• Given exercise:
Skip the pictures. Transcribe the rest of the data below without changing a word.

Dataset records
## start

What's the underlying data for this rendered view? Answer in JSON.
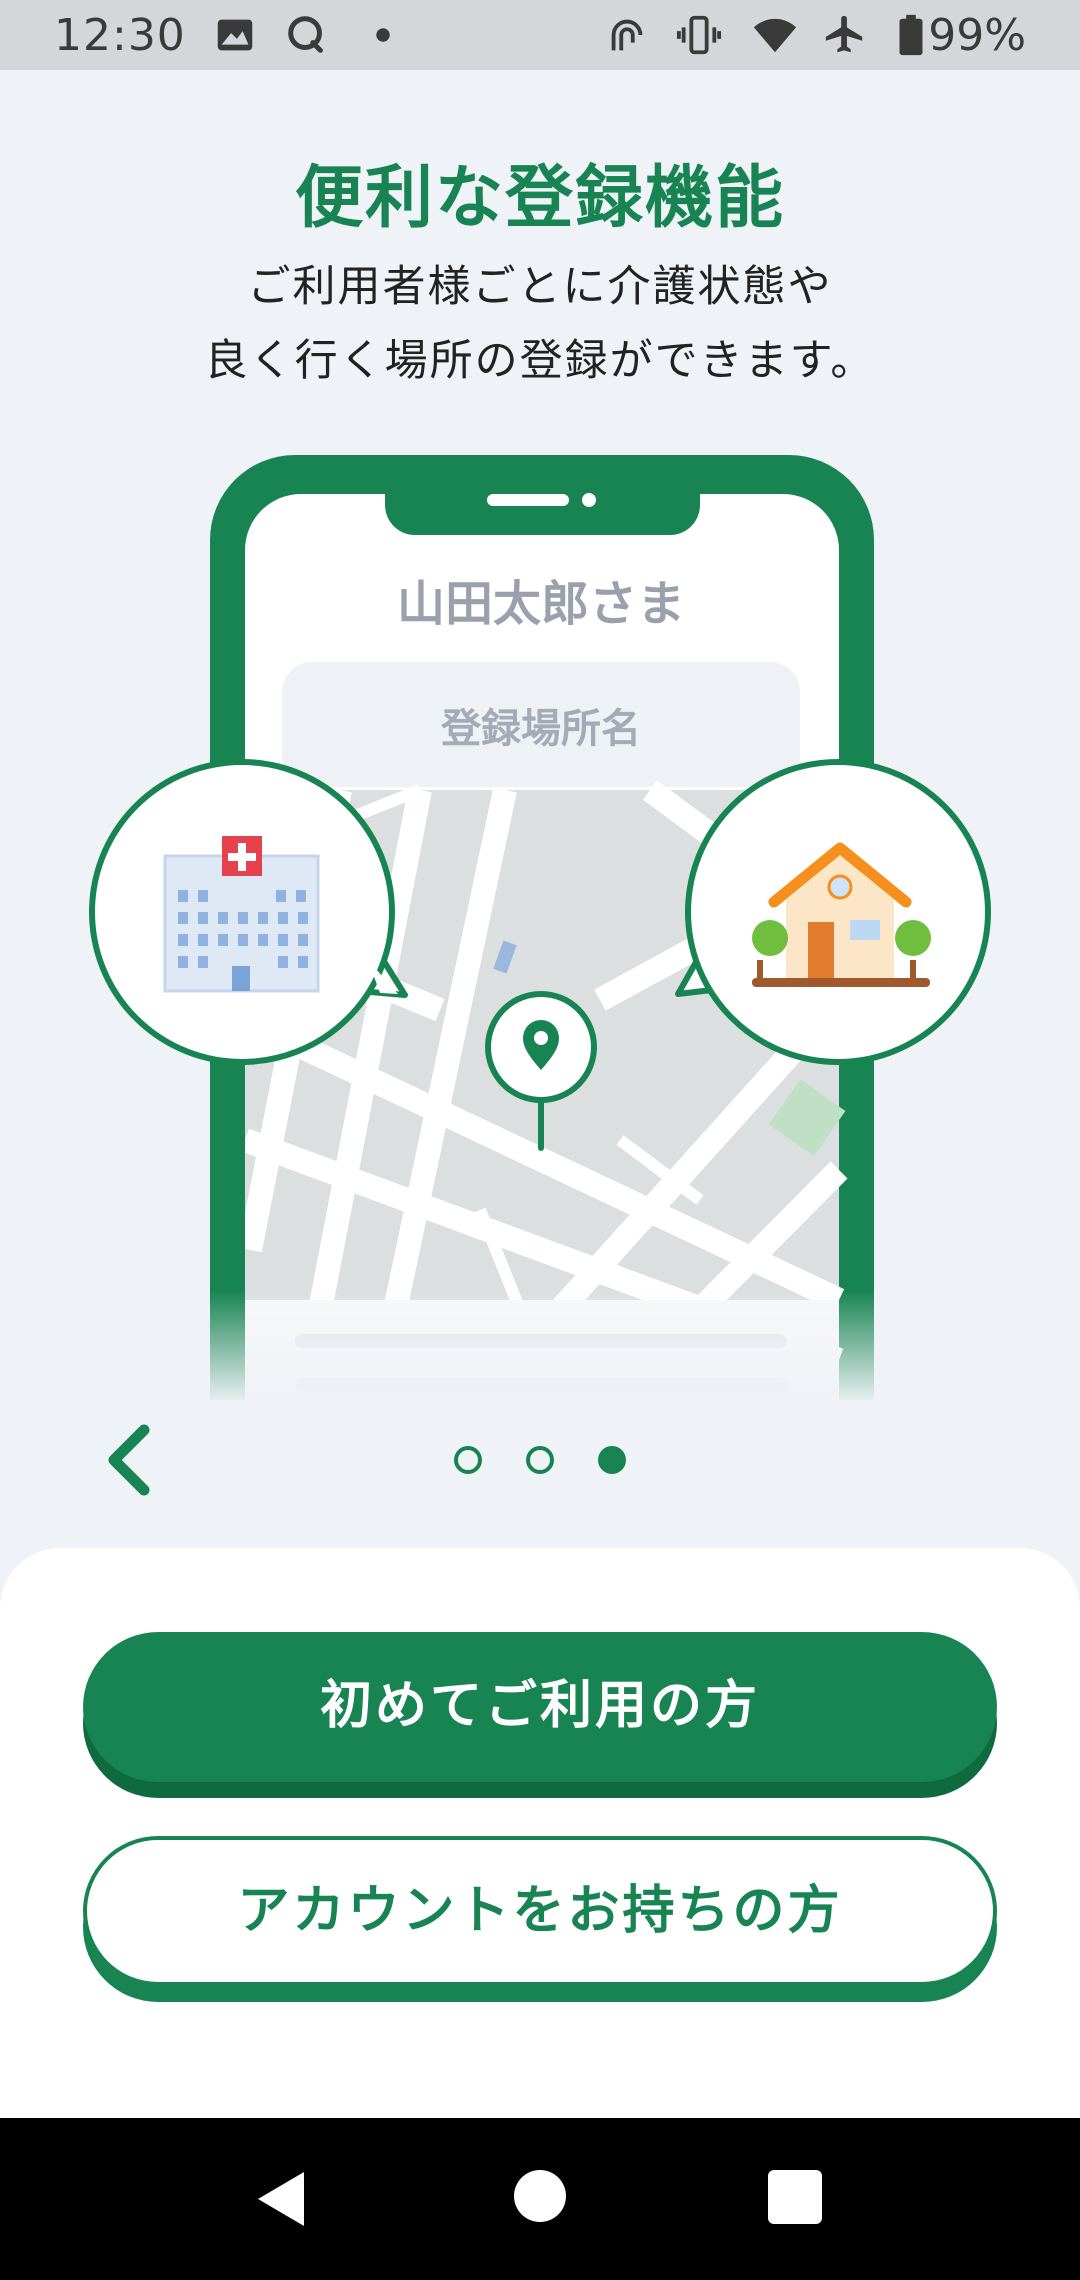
{
  "status_bar": {
    "time": "12:30",
    "battery_text": "99%",
    "icons": [
      "image-icon",
      "messaging-icon",
      "dot-icon",
      "nfc-icon",
      "vibrate-icon",
      "wifi-icon",
      "airplane-icon",
      "battery-icon"
    ]
  },
  "onboarding": {
    "title": "便利な登録機能",
    "subtitle_line1": "ご利用者様ごとに介護状態や",
    "subtitle_line2": "良く行く場所の登録ができます。",
    "phone_user_name": "山田太郎さま",
    "phone_place_placeholder": "登録場所名",
    "page_count": 3,
    "active_page": 3
  },
  "actions": {
    "primary_label": "初めてご利用の方",
    "secondary_label": "アカウントをお持ちの方"
  },
  "colors": {
    "brand_green": "#188453",
    "background": "#eff2f6",
    "nav_bar": "#000000"
  }
}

## end

• Answer for the task:
What's the underlying data for this rendered view? Answer in JSON.
{
  "status_bar": {
    "time": "12:30",
    "battery_text": "99%",
    "icons": [
      "image-icon",
      "messaging-icon",
      "dot-icon",
      "nfc-icon",
      "vibrate-icon",
      "wifi-icon",
      "airplane-icon",
      "battery-icon"
    ]
  },
  "onboarding": {
    "title": "便利な登録機能",
    "subtitle_line1": "ご利用者様ごとに介護状態や",
    "subtitle_line2": "良く行く場所の登録ができます。",
    "phone_user_name": "山田太郎さま",
    "phone_place_placeholder": "登録場所名",
    "page_count": 3,
    "active_page": 3
  },
  "actions": {
    "primary_label": "初めてご利用の方",
    "secondary_label": "アカウントをお持ちの方"
  },
  "colors": {
    "brand_green": "#188453",
    "background": "#eff2f6",
    "nav_bar": "#000000"
  }
}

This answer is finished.